** TO BE DONE **
Reproduce the material exactly, omitting nothing.

(Dataset listings of figures)
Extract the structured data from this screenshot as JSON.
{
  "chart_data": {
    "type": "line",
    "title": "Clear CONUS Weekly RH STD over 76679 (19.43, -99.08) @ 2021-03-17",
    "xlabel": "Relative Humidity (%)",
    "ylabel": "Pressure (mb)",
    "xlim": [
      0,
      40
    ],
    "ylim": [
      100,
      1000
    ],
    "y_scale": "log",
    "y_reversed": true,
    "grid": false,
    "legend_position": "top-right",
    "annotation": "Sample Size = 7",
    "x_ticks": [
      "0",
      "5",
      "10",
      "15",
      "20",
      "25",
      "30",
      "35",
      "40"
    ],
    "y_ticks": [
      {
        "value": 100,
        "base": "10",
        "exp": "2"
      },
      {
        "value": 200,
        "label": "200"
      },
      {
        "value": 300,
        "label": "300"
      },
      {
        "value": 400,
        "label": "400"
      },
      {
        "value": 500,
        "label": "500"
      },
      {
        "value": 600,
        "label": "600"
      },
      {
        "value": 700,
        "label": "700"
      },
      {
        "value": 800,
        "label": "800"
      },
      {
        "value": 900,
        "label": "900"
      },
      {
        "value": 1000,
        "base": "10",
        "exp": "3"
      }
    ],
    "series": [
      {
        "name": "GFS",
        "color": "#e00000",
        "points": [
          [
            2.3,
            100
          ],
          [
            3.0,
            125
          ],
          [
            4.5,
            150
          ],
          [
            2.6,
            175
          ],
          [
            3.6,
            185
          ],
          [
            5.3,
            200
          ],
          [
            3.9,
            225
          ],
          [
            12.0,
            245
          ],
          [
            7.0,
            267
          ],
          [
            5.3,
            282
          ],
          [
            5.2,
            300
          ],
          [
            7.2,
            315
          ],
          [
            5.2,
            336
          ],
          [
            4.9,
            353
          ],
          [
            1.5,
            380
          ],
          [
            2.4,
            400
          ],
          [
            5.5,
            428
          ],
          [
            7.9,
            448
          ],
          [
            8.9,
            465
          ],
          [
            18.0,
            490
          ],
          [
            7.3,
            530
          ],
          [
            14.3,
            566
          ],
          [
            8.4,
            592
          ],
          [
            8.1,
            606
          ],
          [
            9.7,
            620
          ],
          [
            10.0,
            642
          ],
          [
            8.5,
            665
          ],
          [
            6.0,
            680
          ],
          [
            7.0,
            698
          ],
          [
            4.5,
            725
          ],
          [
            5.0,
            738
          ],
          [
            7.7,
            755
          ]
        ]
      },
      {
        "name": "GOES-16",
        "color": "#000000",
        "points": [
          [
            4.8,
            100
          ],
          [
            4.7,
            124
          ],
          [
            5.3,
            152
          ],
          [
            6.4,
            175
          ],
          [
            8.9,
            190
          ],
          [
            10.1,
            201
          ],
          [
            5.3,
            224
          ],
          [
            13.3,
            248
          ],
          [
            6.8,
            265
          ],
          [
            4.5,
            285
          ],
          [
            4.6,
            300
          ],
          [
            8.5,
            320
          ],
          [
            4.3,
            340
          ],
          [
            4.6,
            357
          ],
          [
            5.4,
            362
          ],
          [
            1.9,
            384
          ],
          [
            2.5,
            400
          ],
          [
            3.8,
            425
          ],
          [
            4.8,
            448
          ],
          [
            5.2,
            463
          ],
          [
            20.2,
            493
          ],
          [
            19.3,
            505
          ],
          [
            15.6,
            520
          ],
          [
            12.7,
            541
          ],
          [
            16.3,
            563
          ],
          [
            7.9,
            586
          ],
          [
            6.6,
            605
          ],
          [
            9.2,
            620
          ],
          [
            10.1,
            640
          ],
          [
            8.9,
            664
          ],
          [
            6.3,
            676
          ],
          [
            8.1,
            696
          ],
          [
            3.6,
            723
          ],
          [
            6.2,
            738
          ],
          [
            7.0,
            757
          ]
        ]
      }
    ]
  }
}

** SOLUTION TO THE PROBLEM **
Extract the structured data from this screenshot as JSON.
{
  "chart_data": {
    "type": "line",
    "title": "Clear CONUS Weekly RH STD over 76679 (19.43, -99.08) @ 2021-03-17",
    "xlabel": "Relative Humidity (%)",
    "ylabel": "Pressure (mb)",
    "xlim": [
      0,
      40
    ],
    "ylim": [
      100,
      1000
    ],
    "y_scale": "log",
    "y_reversed": true,
    "grid": false,
    "legend_position": "top-right",
    "annotation": "Sample Size = 7",
    "x_ticks": [
      "0",
      "5",
      "10",
      "15",
      "20",
      "25",
      "30",
      "35",
      "40"
    ],
    "y_ticks": [
      {
        "value": 100,
        "base": "10",
        "exp": "2"
      },
      {
        "value": 200,
        "label": "200"
      },
      {
        "value": 300,
        "label": "300"
      },
      {
        "value": 400,
        "label": "400"
      },
      {
        "value": 500,
        "label": "500"
      },
      {
        "value": 600,
        "label": "600"
      },
      {
        "value": 700,
        "label": "700"
      },
      {
        "value": 800,
        "label": "800"
      },
      {
        "value": 900,
        "label": "900"
      },
      {
        "value": 1000,
        "base": "10",
        "exp": "3"
      }
    ],
    "series": [
      {
        "name": "GFS",
        "color": "#e00000",
        "points": [
          [
            2.3,
            100
          ],
          [
            3.0,
            125
          ],
          [
            4.5,
            150
          ],
          [
            2.6,
            175
          ],
          [
            3.6,
            185
          ],
          [
            5.3,
            200
          ],
          [
            3.9,
            225
          ],
          [
            12.0,
            245
          ],
          [
            7.0,
            267
          ],
          [
            5.3,
            282
          ],
          [
            5.2,
            300
          ],
          [
            7.2,
            315
          ],
          [
            5.2,
            336
          ],
          [
            4.9,
            353
          ],
          [
            1.5,
            380
          ],
          [
            2.4,
            400
          ],
          [
            5.5,
            428
          ],
          [
            7.9,
            448
          ],
          [
            8.9,
            465
          ],
          [
            18.0,
            490
          ],
          [
            7.3,
            530
          ],
          [
            14.3,
            566
          ],
          [
            8.4,
            592
          ],
          [
            8.1,
            606
          ],
          [
            9.7,
            620
          ],
          [
            10.0,
            642
          ],
          [
            8.5,
            665
          ],
          [
            6.0,
            680
          ],
          [
            7.0,
            698
          ],
          [
            4.5,
            725
          ],
          [
            5.0,
            738
          ],
          [
            7.7,
            755
          ]
        ]
      },
      {
        "name": "GOES-16",
        "color": "#000000",
        "points": [
          [
            4.8,
            100
          ],
          [
            4.7,
            124
          ],
          [
            5.3,
            152
          ],
          [
            6.4,
            175
          ],
          [
            8.9,
            190
          ],
          [
            10.1,
            201
          ],
          [
            5.3,
            224
          ],
          [
            13.3,
            248
          ],
          [
            6.8,
            265
          ],
          [
            4.5,
            285
          ],
          [
            4.6,
            300
          ],
          [
            8.5,
            320
          ],
          [
            4.3,
            340
          ],
          [
            4.6,
            357
          ],
          [
            5.4,
            362
          ],
          [
            1.9,
            384
          ],
          [
            2.5,
            400
          ],
          [
            3.8,
            425
          ],
          [
            4.8,
            448
          ],
          [
            5.2,
            463
          ],
          [
            20.2,
            493
          ],
          [
            19.3,
            505
          ],
          [
            15.6,
            520
          ],
          [
            12.7,
            541
          ],
          [
            16.3,
            563
          ],
          [
            7.9,
            586
          ],
          [
            6.6,
            605
          ],
          [
            9.2,
            620
          ],
          [
            10.1,
            640
          ],
          [
            8.9,
            664
          ],
          [
            6.3,
            676
          ],
          [
            8.1,
            696
          ],
          [
            3.6,
            723
          ],
          [
            6.2,
            738
          ],
          [
            7.0,
            757
          ]
        ]
      }
    ]
  }
}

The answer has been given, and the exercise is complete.